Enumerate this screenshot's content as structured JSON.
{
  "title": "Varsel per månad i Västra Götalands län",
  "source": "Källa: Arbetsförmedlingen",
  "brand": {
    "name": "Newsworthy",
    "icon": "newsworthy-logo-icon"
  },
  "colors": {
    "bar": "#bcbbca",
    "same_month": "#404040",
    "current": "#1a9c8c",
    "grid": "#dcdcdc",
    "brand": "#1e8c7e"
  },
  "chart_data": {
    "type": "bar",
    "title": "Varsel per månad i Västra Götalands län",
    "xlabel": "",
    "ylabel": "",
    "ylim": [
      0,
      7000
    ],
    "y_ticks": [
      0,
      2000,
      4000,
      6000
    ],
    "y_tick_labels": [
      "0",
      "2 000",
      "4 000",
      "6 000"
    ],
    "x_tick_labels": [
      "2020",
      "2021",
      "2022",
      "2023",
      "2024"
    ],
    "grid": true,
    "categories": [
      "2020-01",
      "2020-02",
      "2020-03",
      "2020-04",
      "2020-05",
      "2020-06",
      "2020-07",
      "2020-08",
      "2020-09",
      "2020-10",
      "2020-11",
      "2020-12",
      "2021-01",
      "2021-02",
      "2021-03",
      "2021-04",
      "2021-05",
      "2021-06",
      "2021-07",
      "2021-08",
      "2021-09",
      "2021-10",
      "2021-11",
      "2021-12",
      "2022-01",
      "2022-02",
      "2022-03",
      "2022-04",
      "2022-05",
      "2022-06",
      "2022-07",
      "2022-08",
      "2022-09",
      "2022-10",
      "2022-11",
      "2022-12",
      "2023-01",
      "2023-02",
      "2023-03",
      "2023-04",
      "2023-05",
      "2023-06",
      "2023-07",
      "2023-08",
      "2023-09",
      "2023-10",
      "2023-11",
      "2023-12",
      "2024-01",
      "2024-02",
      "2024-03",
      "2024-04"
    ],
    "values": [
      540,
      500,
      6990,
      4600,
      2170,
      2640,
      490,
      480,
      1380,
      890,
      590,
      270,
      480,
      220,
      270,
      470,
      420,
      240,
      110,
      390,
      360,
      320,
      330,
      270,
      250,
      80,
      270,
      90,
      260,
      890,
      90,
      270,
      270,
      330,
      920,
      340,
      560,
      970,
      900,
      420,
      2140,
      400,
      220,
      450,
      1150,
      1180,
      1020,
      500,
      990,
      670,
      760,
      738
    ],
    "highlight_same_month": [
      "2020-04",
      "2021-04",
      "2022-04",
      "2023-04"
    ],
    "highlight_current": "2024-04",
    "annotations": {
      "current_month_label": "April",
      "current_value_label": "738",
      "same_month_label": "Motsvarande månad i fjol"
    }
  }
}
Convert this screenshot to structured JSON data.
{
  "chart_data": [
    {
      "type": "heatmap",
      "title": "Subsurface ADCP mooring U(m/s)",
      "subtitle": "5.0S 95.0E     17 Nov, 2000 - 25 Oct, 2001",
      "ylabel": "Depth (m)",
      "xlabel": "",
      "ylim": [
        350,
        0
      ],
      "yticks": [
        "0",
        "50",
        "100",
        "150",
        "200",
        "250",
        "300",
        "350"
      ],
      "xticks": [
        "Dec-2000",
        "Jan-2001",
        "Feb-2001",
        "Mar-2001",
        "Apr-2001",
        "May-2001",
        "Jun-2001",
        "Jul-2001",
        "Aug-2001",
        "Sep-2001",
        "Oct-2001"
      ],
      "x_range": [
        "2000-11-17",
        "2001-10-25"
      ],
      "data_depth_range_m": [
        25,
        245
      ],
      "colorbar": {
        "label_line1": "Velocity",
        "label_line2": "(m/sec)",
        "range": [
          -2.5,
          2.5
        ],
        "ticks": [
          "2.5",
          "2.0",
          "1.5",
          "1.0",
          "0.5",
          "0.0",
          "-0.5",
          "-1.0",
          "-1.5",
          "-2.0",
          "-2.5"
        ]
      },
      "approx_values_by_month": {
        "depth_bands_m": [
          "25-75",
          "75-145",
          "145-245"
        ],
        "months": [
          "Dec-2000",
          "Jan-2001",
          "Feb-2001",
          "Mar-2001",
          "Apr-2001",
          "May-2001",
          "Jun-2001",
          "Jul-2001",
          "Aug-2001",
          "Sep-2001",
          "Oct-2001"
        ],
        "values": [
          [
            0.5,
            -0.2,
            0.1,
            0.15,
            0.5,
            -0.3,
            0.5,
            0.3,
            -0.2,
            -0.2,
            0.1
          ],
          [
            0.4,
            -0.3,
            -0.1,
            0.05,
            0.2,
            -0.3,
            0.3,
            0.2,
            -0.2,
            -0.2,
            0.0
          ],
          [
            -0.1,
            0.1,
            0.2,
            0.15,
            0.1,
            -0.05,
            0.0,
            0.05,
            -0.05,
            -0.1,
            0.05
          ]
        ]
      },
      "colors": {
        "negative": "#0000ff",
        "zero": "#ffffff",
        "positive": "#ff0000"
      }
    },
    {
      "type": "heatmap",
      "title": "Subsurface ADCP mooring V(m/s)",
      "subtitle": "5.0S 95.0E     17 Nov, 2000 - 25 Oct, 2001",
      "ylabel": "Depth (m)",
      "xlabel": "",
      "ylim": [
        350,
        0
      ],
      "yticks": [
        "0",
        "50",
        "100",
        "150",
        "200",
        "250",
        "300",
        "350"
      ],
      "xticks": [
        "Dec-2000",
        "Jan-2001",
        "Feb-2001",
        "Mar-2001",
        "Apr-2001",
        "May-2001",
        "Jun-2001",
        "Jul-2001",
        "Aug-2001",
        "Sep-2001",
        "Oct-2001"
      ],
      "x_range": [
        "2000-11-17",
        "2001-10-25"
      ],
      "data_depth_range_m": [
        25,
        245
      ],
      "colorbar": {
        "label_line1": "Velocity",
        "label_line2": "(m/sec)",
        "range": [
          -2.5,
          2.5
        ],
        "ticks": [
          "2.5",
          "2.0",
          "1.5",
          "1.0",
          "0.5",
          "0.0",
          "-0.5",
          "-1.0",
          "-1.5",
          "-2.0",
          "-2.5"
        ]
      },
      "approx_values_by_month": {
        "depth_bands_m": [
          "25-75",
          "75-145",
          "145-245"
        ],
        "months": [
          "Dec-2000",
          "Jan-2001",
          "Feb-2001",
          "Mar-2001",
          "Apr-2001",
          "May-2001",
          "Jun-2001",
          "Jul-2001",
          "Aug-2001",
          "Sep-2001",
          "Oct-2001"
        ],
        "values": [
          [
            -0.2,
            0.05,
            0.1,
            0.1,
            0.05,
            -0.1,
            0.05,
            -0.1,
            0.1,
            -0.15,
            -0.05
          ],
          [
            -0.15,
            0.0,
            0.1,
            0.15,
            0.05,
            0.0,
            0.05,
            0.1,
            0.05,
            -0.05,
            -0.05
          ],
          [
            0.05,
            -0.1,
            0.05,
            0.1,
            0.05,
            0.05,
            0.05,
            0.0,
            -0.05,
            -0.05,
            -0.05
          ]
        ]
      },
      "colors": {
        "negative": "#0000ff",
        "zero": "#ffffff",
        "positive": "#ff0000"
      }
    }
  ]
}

* WHAT IS ASKED:
Read the entries and show each line that mentions "structured".

* RESPONSE:
Enumerate this screenshot's content as structured JSON.
Convert this screenshot to structured JSON data.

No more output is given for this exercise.